The Memphis Blues Festival had become a very hip thing to do. 

But as time went on and Barth, who had been on the road with his band, the Insect Trust, returned to Memphis with no money, it became less attractive to most people. The roster changed daily as one act after another remembered pressing obligations elsewhere.

By the Festival weekend, the schedule of events had settled down into its final state of confusion. The city's First Annual W. C. Handy Memorial Concert was to take place Sunday evening, June 8th, at the Memphis Mid-South Coliseum, a sports-and-entertainment arena, with such staple Memphis acts as Rufus and Carla Thomas, the Bar-Kays, Booker T. and the MG's, and such outside arts as the World's Greatest Jazz Band and, inexplicably, Johnny Winter, whom the city's promo man had picked, together with a couple of token old blues men, from the list of acts contacted by the Blues Society. (The Armstrong-Piazza negotiations had been halted, not by a sudden outbreak of taste and sensibility, but by the fees those performers demanded.) The Fourth Annual Memphis Country Blues Festival would begin Friday night, June 6th, at the Overton Park Shell, with a concert devoted primarily to the old blues artists; Saturday afternoon, National Educational Television would tape a special concert including acts from both the city and Blues Society Festivals; Saturday night, there would be a modern blues show, featuring Johnny Winter, who agreed to perform since he would be in town anyway. The Country Blues Festival would close with a concert of gospel music Sunday morning.

In some of the Blues Festival's advance publicity, a Friday afternoon concert had been promised. That time was given instead to a rehearsal of the NET concert. The show's acts, better than twenty of them (lucky that so many had dropped out, or there'd have been fifty), arrived late in the morning at the Shell, an open-air concrete theater, location of many free municipal events, children's plays, and charity concerts. Over the years, the Memphis blues show regulars have become a kind of family; they greet each other with candid warmth, sometimes, as Furry greeted Funky, old jive to young, "Lee! When you get out?" There were two great white vans full of television equipment behind the Shell, and strange men wearing khaki shorts, blue knit golf shirts, and little yellow canvas hats, waltzing around a forest of cameras and microphones, muttering to each other in alien accents. The musicians tacitly agreed that such was the price of success. 

Spectators were admitted, at a dollar a head, to the Shell's weathered wooden benches. There were many good things on the program for them to enjoy, but the delays caused by technical difficulties the NET people encountered made waiting under the hot, empty, blue sky for the next thing to happen fairly excruciating. During a particularly long delay, I went to the back of the Shell, heard music across the park, and walked over the road through a formal flower garden to look out over a wide green sweep of playground. Hundreds of kids, all colors, boys and girls together, led by a lady in a blue-and-white Park Commission uni-form, were singing and dancing, whirling in two or three great circles, then in dozens of tiny, tightly spinning ones. It was like wandering into a Brueghel painting.

• DATA SEGMENT:
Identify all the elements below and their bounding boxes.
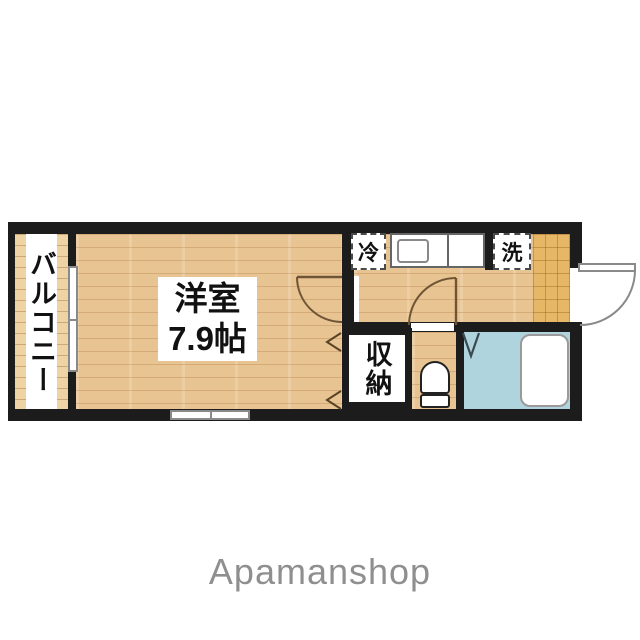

• TASK REQUIREMENTS:
**A.** Answer these from the Memphis Blues Festival account:
(i) What was the name of Barth's band?
(ii) At what venue was the First Annual W. C. Handy Memorial Concert to take place?
(iii) What did spectators pay to sit on the Shell's benches?
**B.** List every act the Memphis Blues Festival account names for the First Annual W. C. Handy Memorial Concert.
**C.** In the Memphis Blues Festival account, why did the Armstrong-Piazza negotiations stop?
The data that comes after the Memphis Blues Festival account is separate material.

• EXPECTED RESPONSES:
**A.**
(i) The Insect Trust
(ii) The Memphis Mid-South Coliseum
(iii) A dollar a head

**B.** Rufus and Carla Thomas, the Bar-Kays, Booker T. and the MG's, the World's Greatest Jazz Band, Johnny Winter

**C.** They were halted because of the fees those performers demanded. The text adds that taste and sensibility had nothing to do with it.